**Work to do:**
**a)** Decide whether each statement agrees with the fastcgi ticket. Answer yes or no for each, and quote the deciding words from the ticket.
(i) The ticket is filed under the mod_fastcgi component.
(ii) The pool behind the load balancer held four lighttpd heads.
(iii) After a head was restarted and picked up by the load balancer, its fastcgi load settled at about 20.
**b)** Extend the fastcgi ticket past its last sentence with the next part of its description.

Ticket #575 (new defect)

Opened 2 years ago

Last modified 2 months ago

high-time connections in handle-req impact fastcgi overload calculation

Reported by: moorman Owned by: jan
Priority: highest Milestone:
Component: mod_fastcgi Version: 1.4.19
Severity: critical Keywords:
Cc: ts77@… Blocked By:
Need User Feedback: no Blocking:

Description

This ticket is a summary of details presented to Jan via IRC on 2006-03-10.

Based on a pool of six lighttpd heads receiving traffic from a load balancer, all six heads reached a terminal overload state where they could not recover without restart. From internal statistics, fastcgi load was 100+ on each head. After restart of lighttpd on a head, once it was picked up by the load balancer, fastcgi load stabilized at ~20.

**Supplied information:**
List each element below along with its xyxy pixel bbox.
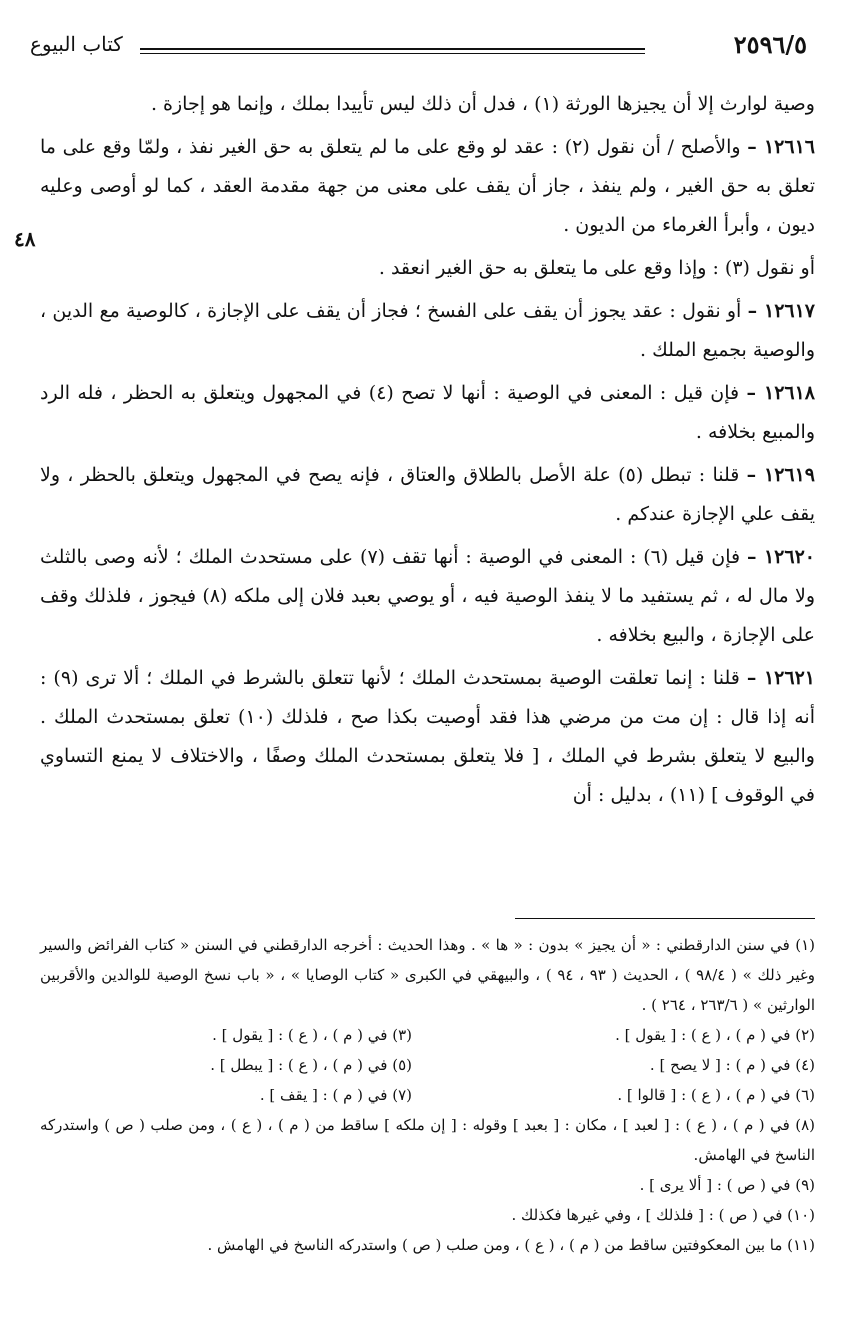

**Task results:**
**a)**
(i) Yes: "Component: mod_fastcgi"
(ii) No: "Based on a pool of six lighttpd heads receiving traffic from a load balancer"
(iii) Yes: "once it was picked up by the load balancer, fastcgi load stabilized at ~20"

**b)**
fastcgi.backend.main-php.0.connected: 205994
fastcgi.backend.main-php.0.died: 0
fastcgi.backend.main-php.0.disabled: 0
fastcgi.backend.main-php.0.load: 144
fastcgi.backend.main-php.0.overloaded: 488
fastcgi.backend.main-php.1.connected: 155287
fastcgi.backend.main-php.1.died: 0
fastcgi.backend.main-php.1.disabled: 0
fastcgi.backend.main-php.1.load: 144
fastcgi.backend.main-php.1.overloaded: 488
fastcgi.backend.main-php.load: 288

Confirmed at the load balancer that this was not a high amount of inbound traffic. lighttpd server status showed a reasonable distribution of various pages waiting in handle-req status with high values for the Time column.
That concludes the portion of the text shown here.